**WORK REQUIRED:**
Return the listing below word for word.

Dataset rows about figures:

⟨

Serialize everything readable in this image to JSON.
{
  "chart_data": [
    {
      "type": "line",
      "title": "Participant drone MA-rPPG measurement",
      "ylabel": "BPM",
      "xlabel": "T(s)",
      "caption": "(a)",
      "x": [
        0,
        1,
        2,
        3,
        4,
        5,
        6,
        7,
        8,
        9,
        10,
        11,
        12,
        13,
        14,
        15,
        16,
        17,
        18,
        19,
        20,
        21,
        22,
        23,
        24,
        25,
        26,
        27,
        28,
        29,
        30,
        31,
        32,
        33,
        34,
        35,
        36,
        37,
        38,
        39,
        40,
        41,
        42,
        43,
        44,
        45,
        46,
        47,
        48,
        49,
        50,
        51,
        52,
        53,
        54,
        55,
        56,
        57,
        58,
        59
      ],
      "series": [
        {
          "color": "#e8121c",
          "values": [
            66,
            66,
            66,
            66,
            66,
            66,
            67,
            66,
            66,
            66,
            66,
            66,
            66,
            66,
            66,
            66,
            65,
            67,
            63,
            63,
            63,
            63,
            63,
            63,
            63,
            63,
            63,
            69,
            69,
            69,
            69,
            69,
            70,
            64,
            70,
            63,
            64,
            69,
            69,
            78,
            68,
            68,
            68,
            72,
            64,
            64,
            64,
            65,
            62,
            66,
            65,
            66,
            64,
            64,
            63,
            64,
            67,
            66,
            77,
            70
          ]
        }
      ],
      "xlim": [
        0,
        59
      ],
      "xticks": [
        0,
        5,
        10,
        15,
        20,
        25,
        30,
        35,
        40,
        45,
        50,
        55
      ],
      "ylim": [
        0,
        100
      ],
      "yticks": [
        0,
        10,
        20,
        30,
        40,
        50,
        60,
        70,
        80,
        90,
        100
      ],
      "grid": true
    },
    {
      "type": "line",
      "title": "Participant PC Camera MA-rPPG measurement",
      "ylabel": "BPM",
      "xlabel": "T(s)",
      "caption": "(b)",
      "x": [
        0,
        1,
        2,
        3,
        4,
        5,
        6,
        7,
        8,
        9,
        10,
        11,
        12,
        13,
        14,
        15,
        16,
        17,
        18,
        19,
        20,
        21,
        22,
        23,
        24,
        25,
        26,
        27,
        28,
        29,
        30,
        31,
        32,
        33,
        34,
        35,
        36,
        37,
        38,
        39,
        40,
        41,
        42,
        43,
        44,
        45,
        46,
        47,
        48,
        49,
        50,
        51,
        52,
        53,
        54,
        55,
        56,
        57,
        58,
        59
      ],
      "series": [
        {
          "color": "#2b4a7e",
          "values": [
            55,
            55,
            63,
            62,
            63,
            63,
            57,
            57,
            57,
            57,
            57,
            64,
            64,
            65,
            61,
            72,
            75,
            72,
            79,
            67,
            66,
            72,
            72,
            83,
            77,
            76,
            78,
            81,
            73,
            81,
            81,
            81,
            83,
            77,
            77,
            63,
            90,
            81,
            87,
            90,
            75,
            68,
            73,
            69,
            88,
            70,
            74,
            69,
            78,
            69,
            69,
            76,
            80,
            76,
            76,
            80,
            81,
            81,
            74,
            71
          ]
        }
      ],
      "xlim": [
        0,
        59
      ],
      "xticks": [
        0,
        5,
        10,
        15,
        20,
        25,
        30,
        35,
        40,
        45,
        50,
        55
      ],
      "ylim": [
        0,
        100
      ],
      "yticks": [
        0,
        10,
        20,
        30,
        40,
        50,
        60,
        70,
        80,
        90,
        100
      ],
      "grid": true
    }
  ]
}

⟩

**PROBLEM SOLUTION:**
Serialize everything readable in this image to JSON.
{
  "chart_data": [
    {
      "type": "line",
      "title": "Participant drone MA-rPPG measurement",
      "ylabel": "BPM",
      "xlabel": "T(s)",
      "caption": "(a)",
      "x": [
        0,
        1,
        2,
        3,
        4,
        5,
        6,
        7,
        8,
        9,
        10,
        11,
        12,
        13,
        14,
        15,
        16,
        17,
        18,
        19,
        20,
        21,
        22,
        23,
        24,
        25,
        26,
        27,
        28,
        29,
        30,
        31,
        32,
        33,
        34,
        35,
        36,
        37,
        38,
        39,
        40,
        41,
        42,
        43,
        44,
        45,
        46,
        47,
        48,
        49,
        50,
        51,
        52,
        53,
        54,
        55,
        56,
        57,
        58,
        59
      ],
      "series": [
        {
          "color": "#e8121c",
          "values": [
            66,
            66,
            66,
            66,
            66,
            66,
            67,
            66,
            66,
            66,
            66,
            66,
            66,
            66,
            66,
            66,
            65,
            67,
            63,
            63,
            63,
            63,
            63,
            63,
            63,
            63,
            63,
            69,
            69,
            69,
            69,
            69,
            70,
            64,
            70,
            63,
            64,
            69,
            69,
            78,
            68,
            68,
            68,
            72,
            64,
            64,
            64,
            65,
            62,
            66,
            65,
            66,
            64,
            64,
            63,
            64,
            67,
            66,
            77,
            70
          ]
        }
      ],
      "xlim": [
        0,
        59
      ],
      "xticks": [
        0,
        5,
        10,
        15,
        20,
        25,
        30,
        35,
        40,
        45,
        50,
        55
      ],
      "ylim": [
        0,
        100
      ],
      "yticks": [
        0,
        10,
        20,
        30,
        40,
        50,
        60,
        70,
        80,
        90,
        100
      ],
      "grid": true
    },
    {
      "type": "line",
      "title": "Participant PC Camera MA-rPPG measurement",
      "ylabel": "BPM",
      "xlabel": "T(s)",
      "caption": "(b)",
      "x": [
        0,
        1,
        2,
        3,
        4,
        5,
        6,
        7,
        8,
        9,
        10,
        11,
        12,
        13,
        14,
        15,
        16,
        17,
        18,
        19,
        20,
        21,
        22,
        23,
        24,
        25,
        26,
        27,
        28,
        29,
        30,
        31,
        32,
        33,
        34,
        35,
        36,
        37,
        38,
        39,
        40,
        41,
        42,
        43,
        44,
        45,
        46,
        47,
        48,
        49,
        50,
        51,
        52,
        53,
        54,
        55,
        56,
        57,
        58,
        59
      ],
      "series": [
        {
          "color": "#2b4a7e",
          "values": [
            55,
            55,
            63,
            62,
            63,
            63,
            57,
            57,
            57,
            57,
            57,
            64,
            64,
            65,
            61,
            72,
            75,
            72,
            79,
            67,
            66,
            72,
            72,
            83,
            77,
            76,
            78,
            81,
            73,
            81,
            81,
            81,
            83,
            77,
            77,
            63,
            90,
            81,
            87,
            90,
            75,
            68,
            73,
            69,
            88,
            70,
            74,
            69,
            78,
            69,
            69,
            76,
            80,
            76,
            76,
            80,
            81,
            81,
            74,
            71
          ]
        }
      ],
      "xlim": [
        0,
        59
      ],
      "xticks": [
        0,
        5,
        10,
        15,
        20,
        25,
        30,
        35,
        40,
        45,
        50,
        55
      ],
      "ylim": [
        0,
        100
      ],
      "yticks": [
        0,
        10,
        20,
        30,
        40,
        50,
        60,
        70,
        80,
        90,
        100
      ],
      "grid": true
    }
  ]
}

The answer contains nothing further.